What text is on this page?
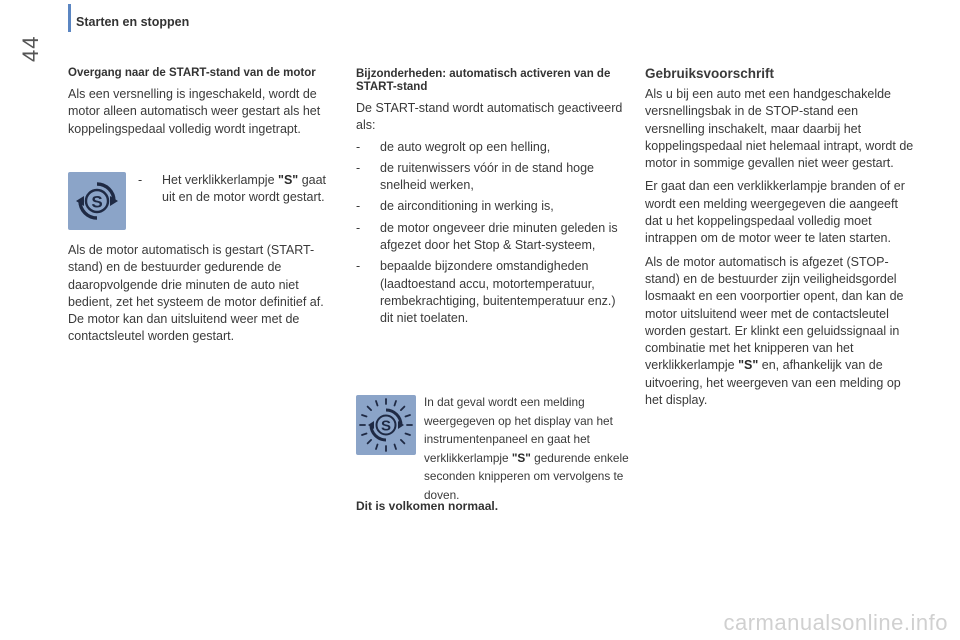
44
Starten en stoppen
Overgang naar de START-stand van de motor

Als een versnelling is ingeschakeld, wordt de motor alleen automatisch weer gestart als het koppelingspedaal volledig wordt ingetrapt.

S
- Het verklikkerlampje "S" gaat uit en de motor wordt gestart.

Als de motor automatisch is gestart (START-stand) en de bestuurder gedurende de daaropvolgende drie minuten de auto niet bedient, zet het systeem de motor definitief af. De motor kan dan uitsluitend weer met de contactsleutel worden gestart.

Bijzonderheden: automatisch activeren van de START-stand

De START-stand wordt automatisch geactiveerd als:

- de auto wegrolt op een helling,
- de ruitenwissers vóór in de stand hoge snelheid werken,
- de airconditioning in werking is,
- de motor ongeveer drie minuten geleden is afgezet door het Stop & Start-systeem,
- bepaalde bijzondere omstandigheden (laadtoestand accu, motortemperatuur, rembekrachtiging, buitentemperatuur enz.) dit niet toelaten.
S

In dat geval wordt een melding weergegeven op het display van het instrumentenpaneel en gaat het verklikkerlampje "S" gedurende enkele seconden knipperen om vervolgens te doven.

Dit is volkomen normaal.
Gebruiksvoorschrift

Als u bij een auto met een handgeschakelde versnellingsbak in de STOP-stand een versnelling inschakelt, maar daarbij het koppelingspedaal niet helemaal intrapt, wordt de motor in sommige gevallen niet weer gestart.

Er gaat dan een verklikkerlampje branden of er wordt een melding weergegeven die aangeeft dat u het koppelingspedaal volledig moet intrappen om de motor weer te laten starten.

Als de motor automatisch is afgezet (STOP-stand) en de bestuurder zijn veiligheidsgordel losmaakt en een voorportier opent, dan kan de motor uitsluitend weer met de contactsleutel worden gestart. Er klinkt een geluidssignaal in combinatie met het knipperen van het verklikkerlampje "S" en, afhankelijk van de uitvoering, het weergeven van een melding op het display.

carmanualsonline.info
= = = = =
= Instructions to follow =
From the records above, pull out each line that has "afgezet".

= Response to this task =
- de motor ongeveer drie minuten geleden is afgezet door het Stop & Start-systeem,
Als de motor automatisch is afgezet (STOP-stand) en de bestuurder zijn veiligheidsgordel losmaakt en een voorportier opent, dan kan de motor uitsluitend weer met de contactsleutel worden gestart. Er klinkt een geluidssignaal in combinatie met het knipperen van het verklikkerlampje "S" en, afhankelijk van de uitvoering, het weergeven van een melding op het display.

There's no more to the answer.